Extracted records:

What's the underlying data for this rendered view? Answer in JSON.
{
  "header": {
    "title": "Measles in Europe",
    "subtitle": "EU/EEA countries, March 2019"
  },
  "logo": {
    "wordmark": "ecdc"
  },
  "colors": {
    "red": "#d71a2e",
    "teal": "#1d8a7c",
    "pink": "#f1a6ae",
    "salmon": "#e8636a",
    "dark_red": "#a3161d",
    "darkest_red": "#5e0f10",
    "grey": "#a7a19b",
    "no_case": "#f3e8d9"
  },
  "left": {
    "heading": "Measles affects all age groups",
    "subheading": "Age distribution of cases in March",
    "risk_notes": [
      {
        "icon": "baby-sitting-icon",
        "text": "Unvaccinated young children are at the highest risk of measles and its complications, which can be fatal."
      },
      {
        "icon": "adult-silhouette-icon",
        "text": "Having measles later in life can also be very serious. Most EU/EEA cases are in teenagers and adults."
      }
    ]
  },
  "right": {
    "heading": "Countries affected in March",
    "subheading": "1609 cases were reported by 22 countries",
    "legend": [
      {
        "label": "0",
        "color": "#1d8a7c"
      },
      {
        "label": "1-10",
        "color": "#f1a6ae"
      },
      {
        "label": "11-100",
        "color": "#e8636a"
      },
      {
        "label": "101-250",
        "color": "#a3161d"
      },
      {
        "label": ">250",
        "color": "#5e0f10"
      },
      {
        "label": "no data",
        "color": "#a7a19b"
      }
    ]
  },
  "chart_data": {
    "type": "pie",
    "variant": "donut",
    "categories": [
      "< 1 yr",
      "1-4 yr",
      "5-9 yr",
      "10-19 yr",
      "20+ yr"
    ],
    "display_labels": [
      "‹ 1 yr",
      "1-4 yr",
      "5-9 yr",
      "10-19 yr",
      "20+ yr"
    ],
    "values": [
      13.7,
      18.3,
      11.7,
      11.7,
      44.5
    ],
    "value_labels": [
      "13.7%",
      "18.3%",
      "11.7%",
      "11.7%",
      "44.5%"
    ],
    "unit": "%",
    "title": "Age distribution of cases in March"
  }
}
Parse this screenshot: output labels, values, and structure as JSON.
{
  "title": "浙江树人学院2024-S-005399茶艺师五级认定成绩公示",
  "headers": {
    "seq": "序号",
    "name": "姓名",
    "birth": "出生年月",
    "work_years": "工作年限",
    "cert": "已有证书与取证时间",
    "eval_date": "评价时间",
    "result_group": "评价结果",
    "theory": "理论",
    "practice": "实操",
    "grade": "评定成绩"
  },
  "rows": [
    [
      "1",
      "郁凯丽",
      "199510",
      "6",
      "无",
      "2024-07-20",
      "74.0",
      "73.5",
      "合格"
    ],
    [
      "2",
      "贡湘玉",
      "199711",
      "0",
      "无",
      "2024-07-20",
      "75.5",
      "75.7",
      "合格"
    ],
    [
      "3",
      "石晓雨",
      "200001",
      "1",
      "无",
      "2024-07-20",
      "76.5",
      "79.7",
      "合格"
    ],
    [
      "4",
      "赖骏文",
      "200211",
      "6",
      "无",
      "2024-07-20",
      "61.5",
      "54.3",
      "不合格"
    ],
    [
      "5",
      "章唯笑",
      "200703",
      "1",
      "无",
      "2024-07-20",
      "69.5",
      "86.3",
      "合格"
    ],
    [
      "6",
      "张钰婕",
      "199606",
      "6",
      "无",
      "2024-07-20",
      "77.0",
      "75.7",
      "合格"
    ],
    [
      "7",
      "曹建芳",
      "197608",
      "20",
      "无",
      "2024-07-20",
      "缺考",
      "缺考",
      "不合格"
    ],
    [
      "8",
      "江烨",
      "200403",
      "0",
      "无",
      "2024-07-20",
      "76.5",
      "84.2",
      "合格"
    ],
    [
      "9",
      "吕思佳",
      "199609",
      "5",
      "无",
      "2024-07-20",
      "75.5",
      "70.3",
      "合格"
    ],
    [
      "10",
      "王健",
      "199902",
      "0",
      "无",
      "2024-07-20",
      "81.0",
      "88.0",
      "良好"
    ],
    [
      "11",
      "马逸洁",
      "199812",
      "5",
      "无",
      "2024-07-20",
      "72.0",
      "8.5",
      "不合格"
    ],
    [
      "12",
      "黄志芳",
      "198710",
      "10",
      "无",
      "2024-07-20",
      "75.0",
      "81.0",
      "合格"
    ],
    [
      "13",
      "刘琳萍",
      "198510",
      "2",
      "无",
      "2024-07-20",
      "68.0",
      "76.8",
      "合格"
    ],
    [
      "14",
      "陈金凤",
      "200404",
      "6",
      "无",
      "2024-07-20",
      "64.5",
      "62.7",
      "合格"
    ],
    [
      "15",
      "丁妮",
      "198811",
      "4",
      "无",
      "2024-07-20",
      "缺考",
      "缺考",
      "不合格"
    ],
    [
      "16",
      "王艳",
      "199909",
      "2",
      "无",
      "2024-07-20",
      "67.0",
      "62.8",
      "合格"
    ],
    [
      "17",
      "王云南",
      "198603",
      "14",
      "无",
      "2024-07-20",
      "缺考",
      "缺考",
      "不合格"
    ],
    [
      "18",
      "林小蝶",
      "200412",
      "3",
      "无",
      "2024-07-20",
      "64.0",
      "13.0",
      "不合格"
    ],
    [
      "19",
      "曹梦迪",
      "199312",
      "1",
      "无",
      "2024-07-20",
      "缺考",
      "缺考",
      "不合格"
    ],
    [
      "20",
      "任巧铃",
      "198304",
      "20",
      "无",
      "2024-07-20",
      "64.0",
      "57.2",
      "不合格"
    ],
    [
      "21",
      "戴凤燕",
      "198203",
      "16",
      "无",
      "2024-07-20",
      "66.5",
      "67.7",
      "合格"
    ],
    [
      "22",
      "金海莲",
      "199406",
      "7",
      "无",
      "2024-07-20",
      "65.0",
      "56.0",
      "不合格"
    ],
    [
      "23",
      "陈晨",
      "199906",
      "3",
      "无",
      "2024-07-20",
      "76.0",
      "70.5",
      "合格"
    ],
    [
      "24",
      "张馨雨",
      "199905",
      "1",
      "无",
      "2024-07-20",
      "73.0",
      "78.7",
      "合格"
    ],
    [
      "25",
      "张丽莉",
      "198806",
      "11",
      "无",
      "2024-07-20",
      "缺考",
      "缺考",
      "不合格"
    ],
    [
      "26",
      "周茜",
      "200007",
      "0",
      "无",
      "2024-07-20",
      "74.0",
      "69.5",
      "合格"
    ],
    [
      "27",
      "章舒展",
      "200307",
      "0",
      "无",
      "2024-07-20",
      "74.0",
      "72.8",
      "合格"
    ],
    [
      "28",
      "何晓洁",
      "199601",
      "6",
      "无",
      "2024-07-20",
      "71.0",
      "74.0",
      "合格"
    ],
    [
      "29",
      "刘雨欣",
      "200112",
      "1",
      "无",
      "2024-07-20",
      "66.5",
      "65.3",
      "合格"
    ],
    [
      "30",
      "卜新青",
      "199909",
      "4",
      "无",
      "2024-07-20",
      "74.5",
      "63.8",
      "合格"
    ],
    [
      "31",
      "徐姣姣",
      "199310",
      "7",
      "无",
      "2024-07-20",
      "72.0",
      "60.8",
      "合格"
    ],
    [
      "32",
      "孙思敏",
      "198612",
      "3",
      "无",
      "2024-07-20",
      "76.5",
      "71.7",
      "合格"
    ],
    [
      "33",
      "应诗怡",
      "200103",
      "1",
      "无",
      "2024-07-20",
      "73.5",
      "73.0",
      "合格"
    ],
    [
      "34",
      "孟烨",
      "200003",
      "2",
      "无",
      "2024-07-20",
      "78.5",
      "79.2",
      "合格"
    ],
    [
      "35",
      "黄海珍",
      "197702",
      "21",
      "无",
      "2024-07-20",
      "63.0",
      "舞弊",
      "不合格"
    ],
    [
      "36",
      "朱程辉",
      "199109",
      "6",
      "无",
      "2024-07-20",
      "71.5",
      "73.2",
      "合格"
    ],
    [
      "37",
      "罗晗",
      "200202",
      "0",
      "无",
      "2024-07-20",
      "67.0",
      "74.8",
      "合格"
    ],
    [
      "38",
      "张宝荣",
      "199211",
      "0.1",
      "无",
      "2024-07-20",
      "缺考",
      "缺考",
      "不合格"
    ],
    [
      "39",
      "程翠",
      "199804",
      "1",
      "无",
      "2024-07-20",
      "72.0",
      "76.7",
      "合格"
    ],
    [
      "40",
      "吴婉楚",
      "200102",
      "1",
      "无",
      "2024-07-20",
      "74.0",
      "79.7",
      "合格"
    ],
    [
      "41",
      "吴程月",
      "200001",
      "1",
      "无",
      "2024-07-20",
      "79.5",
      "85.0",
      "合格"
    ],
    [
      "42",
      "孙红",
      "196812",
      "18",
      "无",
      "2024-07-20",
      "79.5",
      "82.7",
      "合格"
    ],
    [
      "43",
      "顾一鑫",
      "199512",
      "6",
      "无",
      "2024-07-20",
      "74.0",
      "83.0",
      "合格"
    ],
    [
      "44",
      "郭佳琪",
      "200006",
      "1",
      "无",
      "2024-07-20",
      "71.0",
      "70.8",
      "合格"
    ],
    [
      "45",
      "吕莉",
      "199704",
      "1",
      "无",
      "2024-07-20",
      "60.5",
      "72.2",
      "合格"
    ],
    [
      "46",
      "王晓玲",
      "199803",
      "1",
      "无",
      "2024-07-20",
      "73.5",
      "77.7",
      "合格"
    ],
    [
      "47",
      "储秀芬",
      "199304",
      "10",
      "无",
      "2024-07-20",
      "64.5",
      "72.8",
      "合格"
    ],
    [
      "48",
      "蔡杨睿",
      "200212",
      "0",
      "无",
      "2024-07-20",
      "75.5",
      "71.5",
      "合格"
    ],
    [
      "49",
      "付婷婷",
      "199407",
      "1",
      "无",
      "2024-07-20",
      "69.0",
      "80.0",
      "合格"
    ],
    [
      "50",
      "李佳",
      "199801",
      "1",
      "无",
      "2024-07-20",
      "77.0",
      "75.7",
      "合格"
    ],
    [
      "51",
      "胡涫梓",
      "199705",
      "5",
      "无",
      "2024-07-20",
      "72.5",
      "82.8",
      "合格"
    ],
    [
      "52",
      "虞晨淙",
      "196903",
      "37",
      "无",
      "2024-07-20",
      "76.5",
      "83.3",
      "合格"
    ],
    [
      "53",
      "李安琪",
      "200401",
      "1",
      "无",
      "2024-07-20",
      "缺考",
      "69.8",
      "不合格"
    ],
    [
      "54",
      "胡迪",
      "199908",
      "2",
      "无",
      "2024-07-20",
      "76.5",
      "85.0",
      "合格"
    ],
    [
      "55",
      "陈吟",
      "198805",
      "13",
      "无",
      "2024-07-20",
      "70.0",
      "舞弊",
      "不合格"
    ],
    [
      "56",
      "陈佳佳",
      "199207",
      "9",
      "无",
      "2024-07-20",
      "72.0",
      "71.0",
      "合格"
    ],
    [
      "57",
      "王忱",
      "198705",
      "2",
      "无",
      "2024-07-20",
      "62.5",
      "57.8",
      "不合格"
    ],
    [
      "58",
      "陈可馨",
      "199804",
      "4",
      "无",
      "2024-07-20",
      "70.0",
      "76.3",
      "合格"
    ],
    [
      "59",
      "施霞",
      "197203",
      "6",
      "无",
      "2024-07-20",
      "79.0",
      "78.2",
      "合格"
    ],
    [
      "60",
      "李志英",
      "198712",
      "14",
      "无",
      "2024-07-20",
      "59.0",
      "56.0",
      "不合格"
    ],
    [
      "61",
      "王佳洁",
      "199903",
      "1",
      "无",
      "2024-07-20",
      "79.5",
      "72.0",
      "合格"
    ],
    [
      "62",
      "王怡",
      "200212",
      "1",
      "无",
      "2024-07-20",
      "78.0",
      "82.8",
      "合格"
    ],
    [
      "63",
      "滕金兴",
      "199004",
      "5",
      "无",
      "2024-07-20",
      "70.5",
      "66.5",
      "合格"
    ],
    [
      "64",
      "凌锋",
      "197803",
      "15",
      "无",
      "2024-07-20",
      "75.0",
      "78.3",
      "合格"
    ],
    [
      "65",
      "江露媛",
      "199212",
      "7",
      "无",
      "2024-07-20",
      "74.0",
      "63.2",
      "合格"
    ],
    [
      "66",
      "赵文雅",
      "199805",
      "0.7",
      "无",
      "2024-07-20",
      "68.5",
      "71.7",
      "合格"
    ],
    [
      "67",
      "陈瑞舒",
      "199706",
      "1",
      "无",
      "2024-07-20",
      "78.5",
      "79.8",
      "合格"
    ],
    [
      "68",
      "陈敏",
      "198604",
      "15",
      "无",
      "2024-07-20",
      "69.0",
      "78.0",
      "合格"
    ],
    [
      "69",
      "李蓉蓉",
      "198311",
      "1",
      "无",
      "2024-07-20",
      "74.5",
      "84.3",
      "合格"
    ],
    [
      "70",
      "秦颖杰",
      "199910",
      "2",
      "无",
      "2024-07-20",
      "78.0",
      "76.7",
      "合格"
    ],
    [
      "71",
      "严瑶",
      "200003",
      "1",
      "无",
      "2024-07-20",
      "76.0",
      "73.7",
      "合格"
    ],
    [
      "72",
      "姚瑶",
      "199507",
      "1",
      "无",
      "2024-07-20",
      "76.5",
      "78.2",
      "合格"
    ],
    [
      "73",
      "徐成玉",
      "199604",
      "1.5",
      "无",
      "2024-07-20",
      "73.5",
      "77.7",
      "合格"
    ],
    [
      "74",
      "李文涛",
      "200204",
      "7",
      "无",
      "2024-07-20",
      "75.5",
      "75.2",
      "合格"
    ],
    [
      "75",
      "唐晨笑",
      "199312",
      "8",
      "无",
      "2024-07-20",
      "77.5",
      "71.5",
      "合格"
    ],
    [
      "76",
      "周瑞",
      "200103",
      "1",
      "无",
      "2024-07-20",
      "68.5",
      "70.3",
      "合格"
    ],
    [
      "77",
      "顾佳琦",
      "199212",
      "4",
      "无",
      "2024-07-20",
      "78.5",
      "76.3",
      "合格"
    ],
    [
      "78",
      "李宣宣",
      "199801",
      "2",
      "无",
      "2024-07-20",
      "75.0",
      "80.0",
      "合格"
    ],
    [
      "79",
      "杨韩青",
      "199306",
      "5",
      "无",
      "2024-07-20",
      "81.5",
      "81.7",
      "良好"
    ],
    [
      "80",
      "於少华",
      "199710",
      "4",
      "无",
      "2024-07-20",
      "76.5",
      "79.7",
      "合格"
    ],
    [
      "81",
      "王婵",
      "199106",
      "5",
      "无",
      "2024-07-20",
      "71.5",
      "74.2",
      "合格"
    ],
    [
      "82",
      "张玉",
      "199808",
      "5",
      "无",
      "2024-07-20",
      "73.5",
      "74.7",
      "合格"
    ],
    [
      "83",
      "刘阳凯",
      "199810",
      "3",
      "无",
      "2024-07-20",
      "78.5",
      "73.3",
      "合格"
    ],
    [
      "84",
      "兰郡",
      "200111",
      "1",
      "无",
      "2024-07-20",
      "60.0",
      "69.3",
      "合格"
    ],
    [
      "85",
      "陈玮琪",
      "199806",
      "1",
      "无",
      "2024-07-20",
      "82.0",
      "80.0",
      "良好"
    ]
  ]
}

PROBLEM REQUIREMENTS
Return every line in the listing that contains the word "JSON".

RESULT BELOW
What's the underlying data for this rendered view? Answer in JSON.
Parse this screenshot: output labels, values, and structure as JSON.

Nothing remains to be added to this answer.